Task to complete: Review the material line by line. Identify and copy every line that contains the string "скорее".

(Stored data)
►

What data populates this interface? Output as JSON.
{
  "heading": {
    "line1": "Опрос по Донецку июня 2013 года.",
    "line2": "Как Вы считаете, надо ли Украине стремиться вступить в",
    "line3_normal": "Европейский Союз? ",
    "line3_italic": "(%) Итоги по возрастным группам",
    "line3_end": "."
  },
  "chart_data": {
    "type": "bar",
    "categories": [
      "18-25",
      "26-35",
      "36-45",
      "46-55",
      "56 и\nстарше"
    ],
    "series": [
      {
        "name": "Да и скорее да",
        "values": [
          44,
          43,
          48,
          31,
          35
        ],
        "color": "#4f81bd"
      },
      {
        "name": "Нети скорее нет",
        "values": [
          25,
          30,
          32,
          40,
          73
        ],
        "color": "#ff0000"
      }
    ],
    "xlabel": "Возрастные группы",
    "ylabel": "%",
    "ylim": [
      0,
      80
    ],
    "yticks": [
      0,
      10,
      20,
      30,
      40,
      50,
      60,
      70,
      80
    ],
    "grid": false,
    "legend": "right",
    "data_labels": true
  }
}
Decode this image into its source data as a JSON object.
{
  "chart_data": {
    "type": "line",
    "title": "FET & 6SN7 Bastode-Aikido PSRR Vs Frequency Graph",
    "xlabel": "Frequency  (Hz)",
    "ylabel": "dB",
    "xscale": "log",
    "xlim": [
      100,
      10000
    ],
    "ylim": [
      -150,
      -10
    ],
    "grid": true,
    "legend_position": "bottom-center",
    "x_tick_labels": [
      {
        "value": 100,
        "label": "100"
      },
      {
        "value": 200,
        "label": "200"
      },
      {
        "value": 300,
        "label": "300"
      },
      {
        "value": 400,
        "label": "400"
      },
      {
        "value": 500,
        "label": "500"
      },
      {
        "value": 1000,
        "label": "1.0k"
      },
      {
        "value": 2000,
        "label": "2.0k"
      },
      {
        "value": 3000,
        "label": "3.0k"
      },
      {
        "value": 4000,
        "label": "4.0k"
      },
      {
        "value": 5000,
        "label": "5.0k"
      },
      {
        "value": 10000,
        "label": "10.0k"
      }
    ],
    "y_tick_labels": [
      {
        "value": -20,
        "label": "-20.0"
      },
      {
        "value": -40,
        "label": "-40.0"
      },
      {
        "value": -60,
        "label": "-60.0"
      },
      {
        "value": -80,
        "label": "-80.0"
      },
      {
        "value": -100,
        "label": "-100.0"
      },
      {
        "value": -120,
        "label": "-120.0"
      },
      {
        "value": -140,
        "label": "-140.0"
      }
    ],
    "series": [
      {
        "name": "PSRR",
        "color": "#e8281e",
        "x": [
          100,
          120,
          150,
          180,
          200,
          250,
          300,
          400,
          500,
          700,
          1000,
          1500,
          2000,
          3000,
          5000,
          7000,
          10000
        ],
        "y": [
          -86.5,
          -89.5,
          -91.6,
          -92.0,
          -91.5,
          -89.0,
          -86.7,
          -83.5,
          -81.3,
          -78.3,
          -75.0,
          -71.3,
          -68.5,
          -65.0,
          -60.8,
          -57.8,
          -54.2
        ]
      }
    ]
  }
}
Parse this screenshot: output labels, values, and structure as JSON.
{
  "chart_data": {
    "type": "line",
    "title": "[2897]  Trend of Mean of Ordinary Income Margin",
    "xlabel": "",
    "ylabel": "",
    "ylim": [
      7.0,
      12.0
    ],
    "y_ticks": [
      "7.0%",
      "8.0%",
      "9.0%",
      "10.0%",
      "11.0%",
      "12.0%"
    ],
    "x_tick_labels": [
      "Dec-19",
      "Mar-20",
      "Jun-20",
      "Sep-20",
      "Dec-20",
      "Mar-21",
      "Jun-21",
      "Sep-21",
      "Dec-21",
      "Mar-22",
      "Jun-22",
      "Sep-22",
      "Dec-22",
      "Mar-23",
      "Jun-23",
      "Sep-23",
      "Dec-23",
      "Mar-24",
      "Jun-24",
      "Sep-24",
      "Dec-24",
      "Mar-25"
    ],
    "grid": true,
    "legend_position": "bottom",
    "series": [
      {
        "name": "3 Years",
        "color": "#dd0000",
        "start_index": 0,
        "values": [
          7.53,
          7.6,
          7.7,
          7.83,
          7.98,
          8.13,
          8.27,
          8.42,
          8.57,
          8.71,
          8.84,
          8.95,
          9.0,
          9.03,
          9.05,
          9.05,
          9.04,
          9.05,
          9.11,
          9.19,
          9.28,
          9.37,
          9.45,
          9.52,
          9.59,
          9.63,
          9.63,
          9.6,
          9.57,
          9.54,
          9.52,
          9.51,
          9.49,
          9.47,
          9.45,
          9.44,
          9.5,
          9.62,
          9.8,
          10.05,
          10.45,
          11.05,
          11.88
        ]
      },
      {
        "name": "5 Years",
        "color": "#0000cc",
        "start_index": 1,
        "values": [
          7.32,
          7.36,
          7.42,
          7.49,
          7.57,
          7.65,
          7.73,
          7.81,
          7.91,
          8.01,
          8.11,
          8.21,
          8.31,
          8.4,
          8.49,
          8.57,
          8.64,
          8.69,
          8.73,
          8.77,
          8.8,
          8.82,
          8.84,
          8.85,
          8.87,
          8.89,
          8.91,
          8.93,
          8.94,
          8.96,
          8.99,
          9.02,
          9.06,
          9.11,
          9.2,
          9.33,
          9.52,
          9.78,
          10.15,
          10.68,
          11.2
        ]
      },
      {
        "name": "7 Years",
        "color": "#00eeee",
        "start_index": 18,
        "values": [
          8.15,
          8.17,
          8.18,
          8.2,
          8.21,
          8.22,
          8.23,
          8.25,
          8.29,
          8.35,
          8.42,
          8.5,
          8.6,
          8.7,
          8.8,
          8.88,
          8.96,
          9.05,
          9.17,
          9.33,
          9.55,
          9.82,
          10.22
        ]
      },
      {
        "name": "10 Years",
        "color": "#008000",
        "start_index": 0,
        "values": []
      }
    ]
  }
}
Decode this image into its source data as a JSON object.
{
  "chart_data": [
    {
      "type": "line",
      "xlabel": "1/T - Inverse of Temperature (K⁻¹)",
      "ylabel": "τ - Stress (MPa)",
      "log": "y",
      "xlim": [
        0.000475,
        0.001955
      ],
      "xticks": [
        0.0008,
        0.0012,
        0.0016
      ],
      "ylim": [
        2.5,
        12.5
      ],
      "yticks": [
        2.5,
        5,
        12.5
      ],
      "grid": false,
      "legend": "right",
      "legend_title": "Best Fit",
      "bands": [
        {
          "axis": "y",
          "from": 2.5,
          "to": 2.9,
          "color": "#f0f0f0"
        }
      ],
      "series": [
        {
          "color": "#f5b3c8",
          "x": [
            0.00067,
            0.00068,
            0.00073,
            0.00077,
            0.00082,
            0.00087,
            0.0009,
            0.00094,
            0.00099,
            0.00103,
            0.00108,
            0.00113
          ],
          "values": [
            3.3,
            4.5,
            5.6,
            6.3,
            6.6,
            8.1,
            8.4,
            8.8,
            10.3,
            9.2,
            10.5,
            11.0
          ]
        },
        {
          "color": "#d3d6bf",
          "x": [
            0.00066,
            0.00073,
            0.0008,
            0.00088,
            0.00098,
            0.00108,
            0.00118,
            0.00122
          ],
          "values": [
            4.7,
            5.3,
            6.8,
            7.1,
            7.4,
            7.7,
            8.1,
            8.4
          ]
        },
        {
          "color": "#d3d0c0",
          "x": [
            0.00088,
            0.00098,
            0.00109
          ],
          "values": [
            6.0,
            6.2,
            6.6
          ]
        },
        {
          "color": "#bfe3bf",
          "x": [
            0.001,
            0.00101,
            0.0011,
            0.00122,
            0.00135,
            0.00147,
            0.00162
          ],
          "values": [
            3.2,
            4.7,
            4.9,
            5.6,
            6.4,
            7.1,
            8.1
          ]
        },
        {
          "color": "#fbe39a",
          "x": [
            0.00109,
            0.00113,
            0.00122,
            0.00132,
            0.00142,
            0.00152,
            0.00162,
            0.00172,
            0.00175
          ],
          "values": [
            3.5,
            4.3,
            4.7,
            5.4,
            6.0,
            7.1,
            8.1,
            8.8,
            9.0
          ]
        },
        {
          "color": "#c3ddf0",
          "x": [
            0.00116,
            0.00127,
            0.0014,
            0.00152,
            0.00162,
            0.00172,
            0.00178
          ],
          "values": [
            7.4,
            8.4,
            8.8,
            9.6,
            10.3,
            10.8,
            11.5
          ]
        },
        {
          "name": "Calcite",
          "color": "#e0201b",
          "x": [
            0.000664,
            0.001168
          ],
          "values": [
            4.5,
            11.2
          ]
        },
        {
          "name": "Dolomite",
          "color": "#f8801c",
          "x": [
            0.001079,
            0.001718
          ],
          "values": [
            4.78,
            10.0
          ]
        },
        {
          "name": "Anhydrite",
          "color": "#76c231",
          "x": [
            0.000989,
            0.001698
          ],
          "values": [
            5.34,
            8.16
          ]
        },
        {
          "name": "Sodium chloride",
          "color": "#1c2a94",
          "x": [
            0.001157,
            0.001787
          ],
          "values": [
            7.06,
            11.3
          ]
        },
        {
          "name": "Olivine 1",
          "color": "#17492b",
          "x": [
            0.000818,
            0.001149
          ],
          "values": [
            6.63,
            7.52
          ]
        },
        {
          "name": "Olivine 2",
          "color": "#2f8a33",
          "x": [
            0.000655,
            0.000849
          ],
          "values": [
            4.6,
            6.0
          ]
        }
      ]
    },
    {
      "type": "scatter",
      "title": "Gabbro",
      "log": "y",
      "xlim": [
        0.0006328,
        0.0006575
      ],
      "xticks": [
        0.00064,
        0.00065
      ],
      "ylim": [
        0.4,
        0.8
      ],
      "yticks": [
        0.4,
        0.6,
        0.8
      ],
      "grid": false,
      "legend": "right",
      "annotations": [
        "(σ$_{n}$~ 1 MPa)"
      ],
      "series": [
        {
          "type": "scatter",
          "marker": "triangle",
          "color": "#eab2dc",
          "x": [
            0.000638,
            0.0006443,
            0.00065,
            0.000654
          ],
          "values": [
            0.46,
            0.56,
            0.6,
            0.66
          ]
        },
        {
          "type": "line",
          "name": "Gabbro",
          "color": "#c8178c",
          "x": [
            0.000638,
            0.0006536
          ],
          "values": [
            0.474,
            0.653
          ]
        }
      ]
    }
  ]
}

◄

Exercise result:
        "name": "Да и скорее да",
        "name": "Нети скорее нет",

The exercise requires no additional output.